:: WHAT IS ASKED ::
Render the material again word for word, skipping the pictures in it.
* start TASK INPUT *
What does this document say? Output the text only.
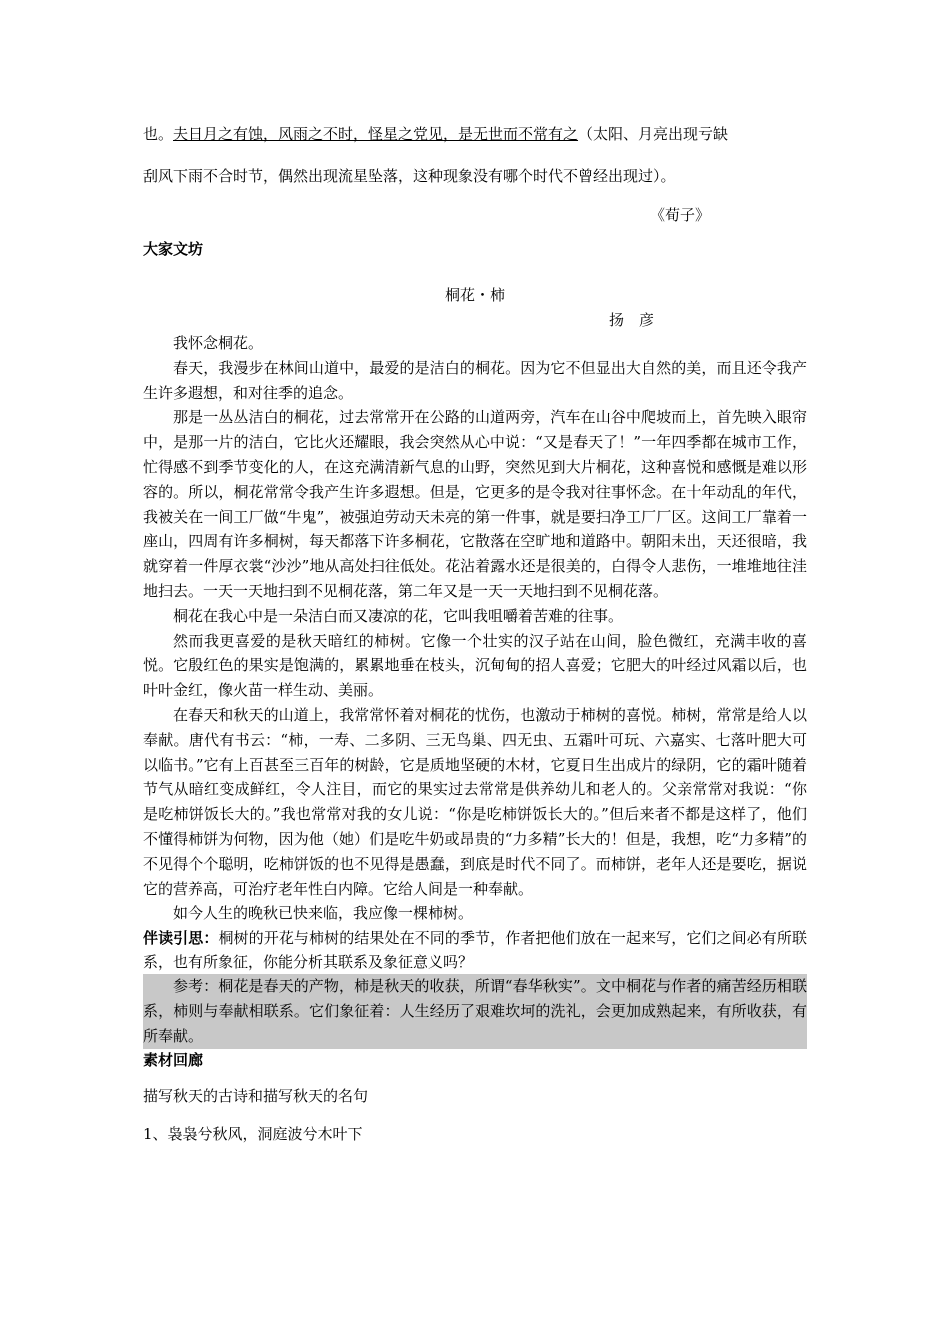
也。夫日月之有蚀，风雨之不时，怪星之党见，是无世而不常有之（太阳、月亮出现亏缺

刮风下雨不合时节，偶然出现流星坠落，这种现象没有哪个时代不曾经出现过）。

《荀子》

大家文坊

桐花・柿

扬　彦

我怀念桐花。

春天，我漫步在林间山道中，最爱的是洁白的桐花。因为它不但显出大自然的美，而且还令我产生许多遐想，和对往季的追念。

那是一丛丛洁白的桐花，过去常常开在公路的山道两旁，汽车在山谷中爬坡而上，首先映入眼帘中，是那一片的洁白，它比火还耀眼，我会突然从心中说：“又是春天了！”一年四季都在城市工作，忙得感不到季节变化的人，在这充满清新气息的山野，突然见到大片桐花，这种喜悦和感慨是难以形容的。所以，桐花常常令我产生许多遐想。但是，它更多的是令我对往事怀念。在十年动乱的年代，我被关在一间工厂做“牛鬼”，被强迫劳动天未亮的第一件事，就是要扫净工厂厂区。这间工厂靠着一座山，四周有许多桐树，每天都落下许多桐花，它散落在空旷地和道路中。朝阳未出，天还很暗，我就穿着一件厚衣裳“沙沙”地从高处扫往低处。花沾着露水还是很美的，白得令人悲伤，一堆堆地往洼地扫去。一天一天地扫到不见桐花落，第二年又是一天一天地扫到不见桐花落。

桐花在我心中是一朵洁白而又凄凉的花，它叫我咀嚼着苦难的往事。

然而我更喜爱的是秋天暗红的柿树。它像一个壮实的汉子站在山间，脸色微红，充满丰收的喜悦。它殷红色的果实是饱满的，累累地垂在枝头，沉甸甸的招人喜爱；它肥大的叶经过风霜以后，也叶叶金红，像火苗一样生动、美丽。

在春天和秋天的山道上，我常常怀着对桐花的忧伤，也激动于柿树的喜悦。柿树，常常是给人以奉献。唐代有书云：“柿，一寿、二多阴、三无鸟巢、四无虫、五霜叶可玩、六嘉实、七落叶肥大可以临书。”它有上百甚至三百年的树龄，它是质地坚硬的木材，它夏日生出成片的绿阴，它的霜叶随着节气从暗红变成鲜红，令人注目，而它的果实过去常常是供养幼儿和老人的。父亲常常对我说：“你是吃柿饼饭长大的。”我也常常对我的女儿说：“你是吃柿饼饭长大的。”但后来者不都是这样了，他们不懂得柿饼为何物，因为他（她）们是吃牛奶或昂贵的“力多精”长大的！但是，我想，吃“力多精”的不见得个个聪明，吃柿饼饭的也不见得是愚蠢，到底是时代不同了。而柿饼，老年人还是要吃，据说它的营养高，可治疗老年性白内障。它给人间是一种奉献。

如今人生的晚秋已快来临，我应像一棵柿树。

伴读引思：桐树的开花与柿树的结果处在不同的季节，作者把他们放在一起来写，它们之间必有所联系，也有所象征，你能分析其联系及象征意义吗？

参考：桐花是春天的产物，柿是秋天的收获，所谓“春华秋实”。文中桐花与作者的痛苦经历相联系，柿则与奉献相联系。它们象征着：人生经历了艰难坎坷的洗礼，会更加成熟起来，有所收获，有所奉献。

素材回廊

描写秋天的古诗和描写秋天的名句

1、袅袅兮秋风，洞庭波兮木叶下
* end TASK INPUT *
:: COMPLETE OUTPUT ::
What does this document say? Output the text only.
也。夫日月之有蚀，风雨之不时，怪星之党见，是无世而不常有之（太阳、月亮出现亏缺

刮风下雨不合时节，偶然出现流星坠落，这种现象没有哪个时代不曾经出现过）。

《荀子》

大家文坊

桐花・柿

扬　彦

我怀念桐花。

春天，我漫步在林间山道中，最爱的是洁白的桐花。因为它不但显出大自然的美，而且还令我产生许多遐想，和对往季的追念。

那是一丛丛洁白的桐花，过去常常开在公路的山道两旁，汽车在山谷中爬坡而上，首先映入眼帘中，是那一片的洁白，它比火还耀眼，我会突然从心中说：“又是春天了！”一年四季都在城市工作，忙得感不到季节变化的人，在这充满清新气息的山野，突然见到大片桐花，这种喜悦和感慨是难以形容的。所以，桐花常常令我产生许多遐想。但是，它更多的是令我对往事怀念。在十年动乱的年代，我被关在一间工厂做“牛鬼”，被强迫劳动天未亮的第一件事，就是要扫净工厂厂区。这间工厂靠着一座山，四周有许多桐树，每天都落下许多桐花，它散落在空旷地和道路中。朝阳未出，天还很暗，我就穿着一件厚衣裳“沙沙”地从高处扫往低处。花沾着露水还是很美的，白得令人悲伤，一堆堆地往洼地扫去。一天一天地扫到不见桐花落，第二年又是一天一天地扫到不见桐花落。

桐花在我心中是一朵洁白而又凄凉的花，它叫我咀嚼着苦难的往事。

然而我更喜爱的是秋天暗红的柿树。它像一个壮实的汉子站在山间，脸色微红，充满丰收的喜悦。它殷红色的果实是饱满的，累累地垂在枝头，沉甸甸的招人喜爱；它肥大的叶经过风霜以后，也叶叶金红，像火苗一样生动、美丽。

在春天和秋天的山道上，我常常怀着对桐花的忧伤，也激动于柿树的喜悦。柿树，常常是给人以奉献。唐代有书云：“柿，一寿、二多阴、三无鸟巢、四无虫、五霜叶可玩、六嘉实、七落叶肥大可以临书。”它有上百甚至三百年的树龄，它是质地坚硬的木材，它夏日生出成片的绿阴，它的霜叶随着节气从暗红变成鲜红，令人注目，而它的果实过去常常是供养幼儿和老人的。父亲常常对我说：“你是吃柿饼饭长大的。”我也常常对我的女儿说：“你是吃柿饼饭长大的。”但后来者不都是这样了，他们不懂得柿饼为何物，因为他（她）们是吃牛奶或昂贵的“力多精”长大的！但是，我想，吃“力多精”的不见得个个聪明，吃柿饼饭的也不见得是愚蠢，到底是时代不同了。而柿饼，老年人还是要吃，据说它的营养高，可治疗老年性白内障。它给人间是一种奉献。

如今人生的晚秋已快来临，我应像一棵柿树。

伴读引思：桐树的开花与柿树的结果处在不同的季节，作者把他们放在一起来写，它们之间必有所联系，也有所象征，你能分析其联系及象征意义吗？

参考：桐花是春天的产物，柿是秋天的收获，所谓“春华秋实”。文中桐花与作者的痛苦经历相联系，柿则与奉献相联系。它们象征着：人生经历了艰难坎坷的洗礼，会更加成熟起来，有所收获，有所奉献。

素材回廊

描写秋天的古诗和描写秋天的名句

1、袅袅兮秋风，洞庭波兮木叶下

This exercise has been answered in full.